Aim of the exercise: Search the material for the word "Entre" and report each line where it turns up.

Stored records
========================================================================

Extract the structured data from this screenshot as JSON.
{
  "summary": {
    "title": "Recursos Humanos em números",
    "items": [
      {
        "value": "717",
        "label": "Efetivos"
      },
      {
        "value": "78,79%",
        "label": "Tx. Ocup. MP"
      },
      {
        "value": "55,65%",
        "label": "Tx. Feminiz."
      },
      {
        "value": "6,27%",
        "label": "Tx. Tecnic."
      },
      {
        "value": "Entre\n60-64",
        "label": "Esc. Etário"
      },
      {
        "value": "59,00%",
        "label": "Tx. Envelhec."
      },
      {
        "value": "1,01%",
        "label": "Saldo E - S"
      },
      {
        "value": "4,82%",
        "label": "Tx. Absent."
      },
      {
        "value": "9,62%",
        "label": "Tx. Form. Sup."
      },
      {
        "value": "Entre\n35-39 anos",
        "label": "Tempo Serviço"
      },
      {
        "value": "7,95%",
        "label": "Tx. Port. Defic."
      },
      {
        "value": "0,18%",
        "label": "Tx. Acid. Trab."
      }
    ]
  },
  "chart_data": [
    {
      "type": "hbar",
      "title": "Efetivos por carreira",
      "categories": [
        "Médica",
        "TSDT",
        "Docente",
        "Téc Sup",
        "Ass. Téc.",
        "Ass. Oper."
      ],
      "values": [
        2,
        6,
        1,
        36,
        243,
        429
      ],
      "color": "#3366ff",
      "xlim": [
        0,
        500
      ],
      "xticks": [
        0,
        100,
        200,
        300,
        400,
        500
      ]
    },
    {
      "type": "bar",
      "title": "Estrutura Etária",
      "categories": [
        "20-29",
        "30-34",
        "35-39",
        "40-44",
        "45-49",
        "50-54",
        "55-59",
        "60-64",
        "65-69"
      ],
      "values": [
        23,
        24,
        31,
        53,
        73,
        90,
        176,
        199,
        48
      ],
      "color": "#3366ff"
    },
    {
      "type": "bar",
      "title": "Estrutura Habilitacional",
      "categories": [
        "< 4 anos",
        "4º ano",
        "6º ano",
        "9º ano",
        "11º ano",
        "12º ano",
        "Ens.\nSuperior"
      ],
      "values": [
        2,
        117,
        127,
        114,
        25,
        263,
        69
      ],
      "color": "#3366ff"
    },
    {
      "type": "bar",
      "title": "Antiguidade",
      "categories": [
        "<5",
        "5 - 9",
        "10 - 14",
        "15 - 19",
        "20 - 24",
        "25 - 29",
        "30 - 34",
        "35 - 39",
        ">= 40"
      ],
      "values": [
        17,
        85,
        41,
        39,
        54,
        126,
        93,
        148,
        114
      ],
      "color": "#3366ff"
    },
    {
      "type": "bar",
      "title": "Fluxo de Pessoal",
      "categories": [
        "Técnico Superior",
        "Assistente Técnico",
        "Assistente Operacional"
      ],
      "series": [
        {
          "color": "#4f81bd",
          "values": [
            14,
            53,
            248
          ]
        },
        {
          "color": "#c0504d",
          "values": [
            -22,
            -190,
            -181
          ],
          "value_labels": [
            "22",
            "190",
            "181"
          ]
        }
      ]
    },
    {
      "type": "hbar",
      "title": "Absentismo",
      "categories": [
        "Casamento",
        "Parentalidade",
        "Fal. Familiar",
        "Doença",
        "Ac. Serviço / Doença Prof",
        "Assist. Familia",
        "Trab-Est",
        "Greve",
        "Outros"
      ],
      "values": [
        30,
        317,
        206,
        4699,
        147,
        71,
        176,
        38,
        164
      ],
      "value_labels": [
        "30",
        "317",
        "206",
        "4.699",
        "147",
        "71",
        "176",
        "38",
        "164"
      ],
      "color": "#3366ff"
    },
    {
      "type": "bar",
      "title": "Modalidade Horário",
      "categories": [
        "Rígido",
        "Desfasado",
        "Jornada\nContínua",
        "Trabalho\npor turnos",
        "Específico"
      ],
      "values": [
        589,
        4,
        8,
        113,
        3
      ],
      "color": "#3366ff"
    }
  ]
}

========================================================================

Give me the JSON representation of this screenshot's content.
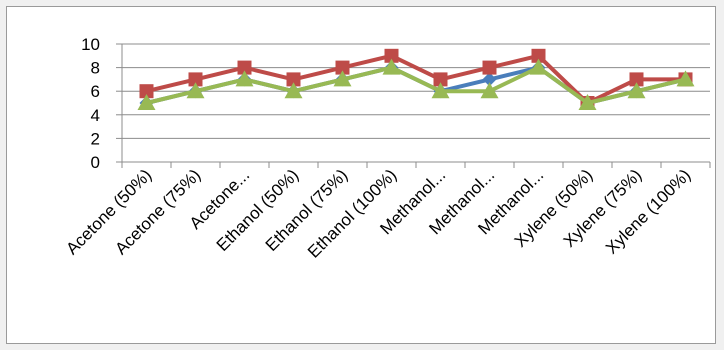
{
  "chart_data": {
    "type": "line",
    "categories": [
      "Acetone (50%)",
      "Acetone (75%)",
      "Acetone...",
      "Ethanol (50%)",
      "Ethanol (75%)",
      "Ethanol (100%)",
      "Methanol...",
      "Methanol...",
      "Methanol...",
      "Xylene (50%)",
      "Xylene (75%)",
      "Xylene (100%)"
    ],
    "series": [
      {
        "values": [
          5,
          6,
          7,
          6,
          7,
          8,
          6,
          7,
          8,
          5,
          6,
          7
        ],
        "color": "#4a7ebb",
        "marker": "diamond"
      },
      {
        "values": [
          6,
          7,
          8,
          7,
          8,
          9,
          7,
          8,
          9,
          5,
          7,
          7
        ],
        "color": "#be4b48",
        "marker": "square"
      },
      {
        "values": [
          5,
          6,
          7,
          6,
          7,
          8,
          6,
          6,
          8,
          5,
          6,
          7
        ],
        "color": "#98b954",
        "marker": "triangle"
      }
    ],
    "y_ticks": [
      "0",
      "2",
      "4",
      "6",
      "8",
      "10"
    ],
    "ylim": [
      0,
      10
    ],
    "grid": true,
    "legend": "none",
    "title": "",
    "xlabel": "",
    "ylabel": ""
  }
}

========================================================================

Output for this task:
        "value": "Entre\n60-64",
        "value": "Entre\n35-39 anos",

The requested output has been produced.